◆ What you will do
Reproduce each of the lines below without any changes. This applies to every record.

## START Entries

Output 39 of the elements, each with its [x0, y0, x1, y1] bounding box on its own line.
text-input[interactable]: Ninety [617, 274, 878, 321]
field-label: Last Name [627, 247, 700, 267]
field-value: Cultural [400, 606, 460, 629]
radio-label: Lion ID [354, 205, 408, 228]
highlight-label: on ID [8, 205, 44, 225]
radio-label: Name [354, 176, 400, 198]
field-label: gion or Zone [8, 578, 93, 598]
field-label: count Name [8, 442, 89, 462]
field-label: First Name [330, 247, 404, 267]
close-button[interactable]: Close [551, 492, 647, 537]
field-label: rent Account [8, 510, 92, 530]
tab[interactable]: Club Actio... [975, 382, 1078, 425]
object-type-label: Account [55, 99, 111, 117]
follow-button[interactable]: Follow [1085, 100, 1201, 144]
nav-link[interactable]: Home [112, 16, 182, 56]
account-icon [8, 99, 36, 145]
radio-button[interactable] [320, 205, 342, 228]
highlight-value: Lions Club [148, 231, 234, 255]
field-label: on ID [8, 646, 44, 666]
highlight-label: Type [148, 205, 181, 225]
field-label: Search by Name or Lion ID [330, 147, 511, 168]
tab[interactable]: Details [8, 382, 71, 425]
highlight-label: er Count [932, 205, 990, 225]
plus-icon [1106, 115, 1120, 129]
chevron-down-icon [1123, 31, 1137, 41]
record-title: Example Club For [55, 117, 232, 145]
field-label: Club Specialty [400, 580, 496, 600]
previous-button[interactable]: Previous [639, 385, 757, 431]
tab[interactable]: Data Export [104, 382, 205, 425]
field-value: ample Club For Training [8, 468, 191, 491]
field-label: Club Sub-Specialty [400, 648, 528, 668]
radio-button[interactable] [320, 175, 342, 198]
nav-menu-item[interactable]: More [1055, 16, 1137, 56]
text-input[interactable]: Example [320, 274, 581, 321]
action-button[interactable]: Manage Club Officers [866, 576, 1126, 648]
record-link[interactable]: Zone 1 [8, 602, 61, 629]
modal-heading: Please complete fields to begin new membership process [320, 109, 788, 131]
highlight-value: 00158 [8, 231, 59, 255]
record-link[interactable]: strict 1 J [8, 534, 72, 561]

## END Entries

◆ Result for this exercise
Output 39 of the elements, each with its [x0, y0, x1, y1] bounding box on its own line.
text-input[interactable]: Ninety [617, 274, 878, 321]
field-label: Last Name [627, 247, 700, 267]
field-value: Cultural [400, 606, 460, 629]
radio-label: Lion ID [354, 205, 408, 228]
highlight-label: on ID [8, 205, 44, 225]
radio-label: Name [354, 176, 400, 198]
field-label: gion or Zone [8, 578, 93, 598]
field-label: count Name [8, 442, 89, 462]
field-label: First Name [330, 247, 404, 267]
close-button[interactable]: Close [551, 492, 647, 537]
field-label: rent Account [8, 510, 92, 530]
tab[interactable]: Club Actio... [975, 382, 1078, 425]
object-type-label: Account [55, 99, 111, 117]
follow-button[interactable]: Follow [1085, 100, 1201, 144]
nav-link[interactable]: Home [112, 16, 182, 56]
account-icon [8, 99, 36, 145]
radio-button[interactable] [320, 205, 342, 228]
highlight-value: Lions Club [148, 231, 234, 255]
field-label: on ID [8, 646, 44, 666]
highlight-label: Type [148, 205, 181, 225]
field-label: Search by Name or Lion ID [330, 147, 511, 168]
tab[interactable]: Details [8, 382, 71, 425]
highlight-label: er Count [932, 205, 990, 225]
plus-icon [1106, 115, 1120, 129]
chevron-down-icon [1123, 31, 1137, 41]
record-title: Example Club For [55, 117, 232, 145]
field-label: Club Specialty [400, 580, 496, 600]
previous-button[interactable]: Previous [639, 385, 757, 431]
tab[interactable]: Data Export [104, 382, 205, 425]
field-value: ample Club For Training [8, 468, 191, 491]
field-label: Club Sub-Specialty [400, 648, 528, 668]
radio-button[interactable] [320, 175, 342, 198]
nav-menu-item[interactable]: More [1055, 16, 1137, 56]
text-input[interactable]: Example [320, 274, 581, 321]
action-button[interactable]: Manage Club Officers [866, 576, 1126, 648]
record-link[interactable]: Zone 1 [8, 602, 61, 629]
modal-heading: Please complete fields to begin new membership process [320, 109, 788, 131]
highlight-value: 00158 [8, 231, 59, 255]
record-link[interactable]: strict 1 J [8, 534, 72, 561]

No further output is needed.